[BEGIN PROVIDED MATERIAL]

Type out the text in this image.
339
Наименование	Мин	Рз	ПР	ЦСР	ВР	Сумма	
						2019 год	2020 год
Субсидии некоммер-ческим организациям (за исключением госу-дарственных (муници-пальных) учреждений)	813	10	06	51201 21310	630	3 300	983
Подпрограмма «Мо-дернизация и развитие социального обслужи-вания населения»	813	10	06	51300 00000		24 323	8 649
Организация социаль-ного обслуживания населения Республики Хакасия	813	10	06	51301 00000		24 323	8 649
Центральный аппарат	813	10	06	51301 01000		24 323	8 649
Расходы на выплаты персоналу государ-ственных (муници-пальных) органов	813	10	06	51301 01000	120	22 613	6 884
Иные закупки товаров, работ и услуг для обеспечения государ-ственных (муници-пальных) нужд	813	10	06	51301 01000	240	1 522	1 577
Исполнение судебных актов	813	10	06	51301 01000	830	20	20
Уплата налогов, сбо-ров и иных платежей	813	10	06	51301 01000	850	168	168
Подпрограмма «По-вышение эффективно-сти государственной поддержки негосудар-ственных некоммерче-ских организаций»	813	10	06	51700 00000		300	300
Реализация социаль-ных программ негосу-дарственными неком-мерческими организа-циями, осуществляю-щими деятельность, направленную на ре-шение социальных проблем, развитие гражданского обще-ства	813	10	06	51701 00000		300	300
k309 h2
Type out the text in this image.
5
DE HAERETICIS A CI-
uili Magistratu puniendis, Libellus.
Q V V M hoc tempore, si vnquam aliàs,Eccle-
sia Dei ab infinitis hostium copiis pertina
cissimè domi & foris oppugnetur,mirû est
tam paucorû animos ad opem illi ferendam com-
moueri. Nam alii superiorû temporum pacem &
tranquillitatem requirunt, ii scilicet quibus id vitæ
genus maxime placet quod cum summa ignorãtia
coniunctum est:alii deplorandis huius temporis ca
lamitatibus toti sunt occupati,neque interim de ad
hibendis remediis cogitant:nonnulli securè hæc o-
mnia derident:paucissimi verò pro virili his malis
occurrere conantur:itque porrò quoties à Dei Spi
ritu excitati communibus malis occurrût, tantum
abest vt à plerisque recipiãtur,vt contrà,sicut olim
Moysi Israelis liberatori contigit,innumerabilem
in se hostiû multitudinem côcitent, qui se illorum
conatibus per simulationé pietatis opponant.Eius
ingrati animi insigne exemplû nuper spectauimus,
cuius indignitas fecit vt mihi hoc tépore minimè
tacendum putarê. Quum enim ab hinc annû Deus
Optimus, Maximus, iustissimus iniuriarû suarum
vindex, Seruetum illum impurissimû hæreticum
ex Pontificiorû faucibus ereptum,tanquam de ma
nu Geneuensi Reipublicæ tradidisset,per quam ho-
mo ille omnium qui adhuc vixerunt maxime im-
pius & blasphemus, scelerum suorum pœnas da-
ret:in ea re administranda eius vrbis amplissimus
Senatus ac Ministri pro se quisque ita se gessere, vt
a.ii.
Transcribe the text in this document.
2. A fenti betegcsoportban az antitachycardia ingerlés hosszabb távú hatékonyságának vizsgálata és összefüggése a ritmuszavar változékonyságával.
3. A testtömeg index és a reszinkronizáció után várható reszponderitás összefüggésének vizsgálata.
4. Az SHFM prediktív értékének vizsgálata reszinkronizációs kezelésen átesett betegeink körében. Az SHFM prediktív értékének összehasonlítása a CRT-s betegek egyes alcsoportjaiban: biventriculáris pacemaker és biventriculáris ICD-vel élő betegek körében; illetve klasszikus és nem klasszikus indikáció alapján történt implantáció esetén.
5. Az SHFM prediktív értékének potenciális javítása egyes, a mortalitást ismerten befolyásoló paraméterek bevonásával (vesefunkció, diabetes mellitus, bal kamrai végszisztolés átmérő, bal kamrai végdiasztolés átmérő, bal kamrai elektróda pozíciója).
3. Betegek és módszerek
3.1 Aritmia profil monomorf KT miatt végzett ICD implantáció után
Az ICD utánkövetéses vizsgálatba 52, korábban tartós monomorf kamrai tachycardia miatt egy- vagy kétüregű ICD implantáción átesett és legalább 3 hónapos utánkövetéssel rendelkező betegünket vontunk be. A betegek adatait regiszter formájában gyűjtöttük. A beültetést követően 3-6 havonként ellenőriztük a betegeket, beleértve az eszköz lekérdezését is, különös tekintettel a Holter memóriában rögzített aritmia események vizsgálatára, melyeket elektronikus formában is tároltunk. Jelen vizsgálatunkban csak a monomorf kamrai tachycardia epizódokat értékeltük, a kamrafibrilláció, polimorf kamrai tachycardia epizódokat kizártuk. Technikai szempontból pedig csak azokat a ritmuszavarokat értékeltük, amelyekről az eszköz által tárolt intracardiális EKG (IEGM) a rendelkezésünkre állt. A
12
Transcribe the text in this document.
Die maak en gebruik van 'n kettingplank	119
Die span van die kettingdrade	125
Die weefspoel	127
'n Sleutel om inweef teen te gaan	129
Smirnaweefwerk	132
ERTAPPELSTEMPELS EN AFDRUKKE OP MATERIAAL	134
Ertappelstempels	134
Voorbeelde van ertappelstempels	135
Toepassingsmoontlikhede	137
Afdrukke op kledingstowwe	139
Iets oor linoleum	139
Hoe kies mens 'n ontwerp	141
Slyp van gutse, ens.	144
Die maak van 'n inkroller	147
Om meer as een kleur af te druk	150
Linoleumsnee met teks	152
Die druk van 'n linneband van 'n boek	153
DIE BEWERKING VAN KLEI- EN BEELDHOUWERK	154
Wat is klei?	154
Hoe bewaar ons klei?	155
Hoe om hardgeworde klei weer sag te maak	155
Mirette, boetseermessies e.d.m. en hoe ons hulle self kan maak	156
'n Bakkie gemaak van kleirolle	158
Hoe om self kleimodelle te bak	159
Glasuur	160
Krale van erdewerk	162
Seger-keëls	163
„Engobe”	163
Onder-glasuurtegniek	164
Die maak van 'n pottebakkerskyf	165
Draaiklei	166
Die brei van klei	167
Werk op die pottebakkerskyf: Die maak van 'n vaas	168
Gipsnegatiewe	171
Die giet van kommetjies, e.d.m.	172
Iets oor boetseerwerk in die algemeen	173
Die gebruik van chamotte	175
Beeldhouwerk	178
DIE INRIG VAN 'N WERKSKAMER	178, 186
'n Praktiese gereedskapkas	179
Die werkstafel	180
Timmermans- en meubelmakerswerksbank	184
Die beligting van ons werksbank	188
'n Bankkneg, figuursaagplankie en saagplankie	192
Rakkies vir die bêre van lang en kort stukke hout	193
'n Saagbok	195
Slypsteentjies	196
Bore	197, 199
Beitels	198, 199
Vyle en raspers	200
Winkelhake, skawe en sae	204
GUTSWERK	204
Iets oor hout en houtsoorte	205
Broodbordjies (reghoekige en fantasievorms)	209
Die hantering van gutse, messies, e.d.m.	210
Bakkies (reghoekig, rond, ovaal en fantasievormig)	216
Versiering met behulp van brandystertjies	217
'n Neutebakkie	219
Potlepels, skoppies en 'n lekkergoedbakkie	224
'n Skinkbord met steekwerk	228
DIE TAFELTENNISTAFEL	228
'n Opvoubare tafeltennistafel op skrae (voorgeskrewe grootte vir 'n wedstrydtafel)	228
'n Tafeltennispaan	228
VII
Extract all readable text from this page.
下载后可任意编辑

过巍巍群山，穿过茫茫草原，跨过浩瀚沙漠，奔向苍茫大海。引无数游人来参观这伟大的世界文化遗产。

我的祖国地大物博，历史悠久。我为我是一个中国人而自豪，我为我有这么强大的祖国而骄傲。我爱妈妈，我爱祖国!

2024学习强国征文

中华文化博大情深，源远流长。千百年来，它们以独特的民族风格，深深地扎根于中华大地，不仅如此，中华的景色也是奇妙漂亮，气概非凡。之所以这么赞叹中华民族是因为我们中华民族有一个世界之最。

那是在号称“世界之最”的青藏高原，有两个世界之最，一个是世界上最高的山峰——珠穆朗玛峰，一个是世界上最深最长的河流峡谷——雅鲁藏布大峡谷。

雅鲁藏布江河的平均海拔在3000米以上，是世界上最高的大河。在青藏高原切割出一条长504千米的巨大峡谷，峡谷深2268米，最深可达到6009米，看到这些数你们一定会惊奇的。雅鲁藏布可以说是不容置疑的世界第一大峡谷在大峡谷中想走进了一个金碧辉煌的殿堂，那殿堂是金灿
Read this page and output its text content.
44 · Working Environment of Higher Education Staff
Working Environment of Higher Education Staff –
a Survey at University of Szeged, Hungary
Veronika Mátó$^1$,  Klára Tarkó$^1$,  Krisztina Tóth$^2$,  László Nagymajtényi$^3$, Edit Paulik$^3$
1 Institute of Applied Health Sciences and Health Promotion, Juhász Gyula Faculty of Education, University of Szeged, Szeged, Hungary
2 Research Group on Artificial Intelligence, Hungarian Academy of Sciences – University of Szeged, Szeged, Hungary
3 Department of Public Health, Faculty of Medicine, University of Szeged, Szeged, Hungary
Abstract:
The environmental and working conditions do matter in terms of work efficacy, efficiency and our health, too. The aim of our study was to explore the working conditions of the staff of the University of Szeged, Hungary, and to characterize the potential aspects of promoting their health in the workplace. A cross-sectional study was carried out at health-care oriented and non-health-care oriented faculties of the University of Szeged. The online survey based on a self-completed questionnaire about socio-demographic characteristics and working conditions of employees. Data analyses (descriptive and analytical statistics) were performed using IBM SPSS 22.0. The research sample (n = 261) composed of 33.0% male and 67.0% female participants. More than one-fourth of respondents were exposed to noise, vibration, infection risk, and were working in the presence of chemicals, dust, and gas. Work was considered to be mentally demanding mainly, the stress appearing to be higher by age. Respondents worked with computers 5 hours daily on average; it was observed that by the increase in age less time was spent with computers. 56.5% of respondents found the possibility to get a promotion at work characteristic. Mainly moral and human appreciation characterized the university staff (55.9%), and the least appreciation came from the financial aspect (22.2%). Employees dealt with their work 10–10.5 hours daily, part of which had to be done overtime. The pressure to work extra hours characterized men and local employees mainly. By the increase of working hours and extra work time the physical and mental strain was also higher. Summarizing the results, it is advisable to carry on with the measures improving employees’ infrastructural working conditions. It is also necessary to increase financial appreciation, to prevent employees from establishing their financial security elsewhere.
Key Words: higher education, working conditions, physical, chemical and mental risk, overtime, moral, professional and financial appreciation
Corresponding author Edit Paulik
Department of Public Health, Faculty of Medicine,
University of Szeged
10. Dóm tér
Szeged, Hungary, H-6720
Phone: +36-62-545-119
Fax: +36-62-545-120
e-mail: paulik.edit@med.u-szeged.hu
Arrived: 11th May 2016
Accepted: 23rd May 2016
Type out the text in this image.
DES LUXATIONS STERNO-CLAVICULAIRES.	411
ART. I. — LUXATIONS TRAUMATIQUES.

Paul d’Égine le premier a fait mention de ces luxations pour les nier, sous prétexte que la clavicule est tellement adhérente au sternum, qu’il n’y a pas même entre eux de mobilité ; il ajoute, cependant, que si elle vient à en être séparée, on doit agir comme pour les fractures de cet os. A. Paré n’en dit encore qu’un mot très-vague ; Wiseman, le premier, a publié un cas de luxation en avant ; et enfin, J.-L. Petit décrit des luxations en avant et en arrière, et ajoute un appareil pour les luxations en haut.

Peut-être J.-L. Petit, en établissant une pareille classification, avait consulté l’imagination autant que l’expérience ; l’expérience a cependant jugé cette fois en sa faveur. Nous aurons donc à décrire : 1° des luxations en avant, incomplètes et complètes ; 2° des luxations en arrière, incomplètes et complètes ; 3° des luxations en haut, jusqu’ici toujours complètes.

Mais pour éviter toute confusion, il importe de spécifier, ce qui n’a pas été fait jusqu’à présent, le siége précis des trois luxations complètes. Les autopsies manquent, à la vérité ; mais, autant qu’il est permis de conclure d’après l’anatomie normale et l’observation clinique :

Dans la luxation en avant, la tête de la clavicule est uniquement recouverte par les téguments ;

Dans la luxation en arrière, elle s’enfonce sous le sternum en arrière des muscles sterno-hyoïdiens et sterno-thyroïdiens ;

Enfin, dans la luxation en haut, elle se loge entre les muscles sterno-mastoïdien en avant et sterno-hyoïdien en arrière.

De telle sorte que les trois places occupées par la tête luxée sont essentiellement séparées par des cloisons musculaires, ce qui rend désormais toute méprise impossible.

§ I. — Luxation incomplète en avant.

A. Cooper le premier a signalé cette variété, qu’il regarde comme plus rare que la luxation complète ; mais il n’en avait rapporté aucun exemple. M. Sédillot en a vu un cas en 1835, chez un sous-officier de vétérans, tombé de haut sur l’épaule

[END PROVIDED MATERIAL]

◆ STATED PROBLEM
Show every line from the entries above in which "Iets" appears.

◆ EXERCISE ANSWER
Iets oor linoleum	139
Iets oor boetseerwerk in die algemeen	173
Iets oor hout en houtsoorte	205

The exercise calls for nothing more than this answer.